Stated goal =>
Wherever the word "제곱근표에서" appears in a line, copy that line.
*** Provided material
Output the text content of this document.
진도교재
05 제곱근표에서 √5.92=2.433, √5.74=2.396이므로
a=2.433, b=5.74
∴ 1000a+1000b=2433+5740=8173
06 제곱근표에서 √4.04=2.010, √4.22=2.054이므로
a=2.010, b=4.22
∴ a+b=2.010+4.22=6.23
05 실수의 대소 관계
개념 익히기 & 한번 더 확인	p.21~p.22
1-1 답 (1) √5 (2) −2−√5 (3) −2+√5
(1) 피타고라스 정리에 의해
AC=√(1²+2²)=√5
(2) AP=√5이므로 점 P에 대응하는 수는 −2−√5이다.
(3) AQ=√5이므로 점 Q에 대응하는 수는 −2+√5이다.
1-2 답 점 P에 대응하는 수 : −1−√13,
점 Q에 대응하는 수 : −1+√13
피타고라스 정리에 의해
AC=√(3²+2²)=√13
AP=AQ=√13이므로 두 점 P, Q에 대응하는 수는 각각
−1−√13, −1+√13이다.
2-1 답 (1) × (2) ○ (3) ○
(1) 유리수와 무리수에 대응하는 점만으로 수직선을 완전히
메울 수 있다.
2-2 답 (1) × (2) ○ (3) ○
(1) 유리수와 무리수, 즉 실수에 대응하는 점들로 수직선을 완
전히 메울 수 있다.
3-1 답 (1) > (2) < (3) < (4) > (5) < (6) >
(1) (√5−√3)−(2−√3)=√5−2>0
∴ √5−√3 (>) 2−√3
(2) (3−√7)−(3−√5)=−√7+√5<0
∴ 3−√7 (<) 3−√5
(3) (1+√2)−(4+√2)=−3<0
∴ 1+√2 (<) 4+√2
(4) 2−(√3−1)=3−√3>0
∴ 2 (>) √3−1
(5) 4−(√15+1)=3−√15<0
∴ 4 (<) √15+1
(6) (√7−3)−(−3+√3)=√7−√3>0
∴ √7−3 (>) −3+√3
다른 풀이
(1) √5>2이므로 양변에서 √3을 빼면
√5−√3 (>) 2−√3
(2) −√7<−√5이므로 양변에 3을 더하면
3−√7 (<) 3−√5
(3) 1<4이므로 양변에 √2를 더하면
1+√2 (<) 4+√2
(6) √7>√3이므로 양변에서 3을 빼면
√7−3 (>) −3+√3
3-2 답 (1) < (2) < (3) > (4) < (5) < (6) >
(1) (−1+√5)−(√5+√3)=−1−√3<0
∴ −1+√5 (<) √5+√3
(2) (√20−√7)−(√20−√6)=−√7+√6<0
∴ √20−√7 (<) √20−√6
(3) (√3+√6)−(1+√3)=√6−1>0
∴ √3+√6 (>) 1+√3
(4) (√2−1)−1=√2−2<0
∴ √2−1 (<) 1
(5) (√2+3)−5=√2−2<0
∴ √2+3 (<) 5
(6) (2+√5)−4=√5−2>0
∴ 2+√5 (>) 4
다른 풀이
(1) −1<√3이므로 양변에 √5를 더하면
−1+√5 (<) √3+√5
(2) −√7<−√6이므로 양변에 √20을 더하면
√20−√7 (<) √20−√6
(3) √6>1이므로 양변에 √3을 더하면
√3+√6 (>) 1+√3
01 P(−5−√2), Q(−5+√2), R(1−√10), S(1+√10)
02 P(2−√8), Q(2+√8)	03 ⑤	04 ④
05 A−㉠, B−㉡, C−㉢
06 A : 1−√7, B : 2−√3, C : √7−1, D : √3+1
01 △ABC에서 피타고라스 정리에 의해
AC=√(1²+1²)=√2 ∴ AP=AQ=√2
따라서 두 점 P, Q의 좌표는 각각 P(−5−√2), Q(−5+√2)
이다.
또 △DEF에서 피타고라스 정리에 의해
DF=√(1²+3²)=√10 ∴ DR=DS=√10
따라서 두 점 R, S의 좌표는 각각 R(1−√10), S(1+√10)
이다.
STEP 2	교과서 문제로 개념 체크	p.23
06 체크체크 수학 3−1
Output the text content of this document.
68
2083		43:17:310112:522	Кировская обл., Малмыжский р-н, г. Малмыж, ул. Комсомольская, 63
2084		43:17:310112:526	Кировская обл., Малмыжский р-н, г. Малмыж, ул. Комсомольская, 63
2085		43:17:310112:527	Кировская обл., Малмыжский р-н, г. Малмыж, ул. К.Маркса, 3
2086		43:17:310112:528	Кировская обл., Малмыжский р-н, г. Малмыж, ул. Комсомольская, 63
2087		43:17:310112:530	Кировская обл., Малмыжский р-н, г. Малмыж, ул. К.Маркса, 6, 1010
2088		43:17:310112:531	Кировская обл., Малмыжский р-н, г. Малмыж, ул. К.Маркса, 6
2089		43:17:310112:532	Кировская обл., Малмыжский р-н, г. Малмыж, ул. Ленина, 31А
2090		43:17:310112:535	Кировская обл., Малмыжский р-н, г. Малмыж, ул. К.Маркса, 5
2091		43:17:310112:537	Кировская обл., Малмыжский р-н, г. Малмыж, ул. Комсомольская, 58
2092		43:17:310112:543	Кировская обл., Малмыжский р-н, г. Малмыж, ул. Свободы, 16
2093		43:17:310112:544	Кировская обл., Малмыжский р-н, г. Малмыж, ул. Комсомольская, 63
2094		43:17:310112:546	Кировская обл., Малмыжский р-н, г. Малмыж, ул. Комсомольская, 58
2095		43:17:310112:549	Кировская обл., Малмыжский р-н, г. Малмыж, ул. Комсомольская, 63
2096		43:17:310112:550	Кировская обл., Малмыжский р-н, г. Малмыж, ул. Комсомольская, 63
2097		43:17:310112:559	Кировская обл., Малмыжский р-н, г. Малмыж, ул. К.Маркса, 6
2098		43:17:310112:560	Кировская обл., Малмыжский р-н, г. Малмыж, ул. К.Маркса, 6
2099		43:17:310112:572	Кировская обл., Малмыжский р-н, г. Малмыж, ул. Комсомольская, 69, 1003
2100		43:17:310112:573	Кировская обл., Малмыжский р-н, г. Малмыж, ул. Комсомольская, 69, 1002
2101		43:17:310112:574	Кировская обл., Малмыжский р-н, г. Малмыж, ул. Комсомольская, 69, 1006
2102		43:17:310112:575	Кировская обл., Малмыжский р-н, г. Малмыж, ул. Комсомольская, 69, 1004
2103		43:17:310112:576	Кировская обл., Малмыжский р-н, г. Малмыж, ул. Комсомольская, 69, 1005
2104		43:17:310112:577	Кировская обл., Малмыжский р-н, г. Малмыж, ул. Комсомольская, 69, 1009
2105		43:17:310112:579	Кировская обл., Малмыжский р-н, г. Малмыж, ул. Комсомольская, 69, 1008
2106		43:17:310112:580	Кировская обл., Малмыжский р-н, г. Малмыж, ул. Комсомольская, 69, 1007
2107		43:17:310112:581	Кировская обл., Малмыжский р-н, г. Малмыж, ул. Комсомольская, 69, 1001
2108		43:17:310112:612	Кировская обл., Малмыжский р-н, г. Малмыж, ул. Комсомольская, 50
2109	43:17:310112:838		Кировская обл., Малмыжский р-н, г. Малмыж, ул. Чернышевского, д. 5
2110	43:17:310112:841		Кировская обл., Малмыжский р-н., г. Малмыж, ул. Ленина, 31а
******
Exercise solution =>
05 제곱근표에서 √5.92=2.433, √5.74=2.396이므로
06 제곱근표에서 √4.04=2.010, √4.22=2.054이므로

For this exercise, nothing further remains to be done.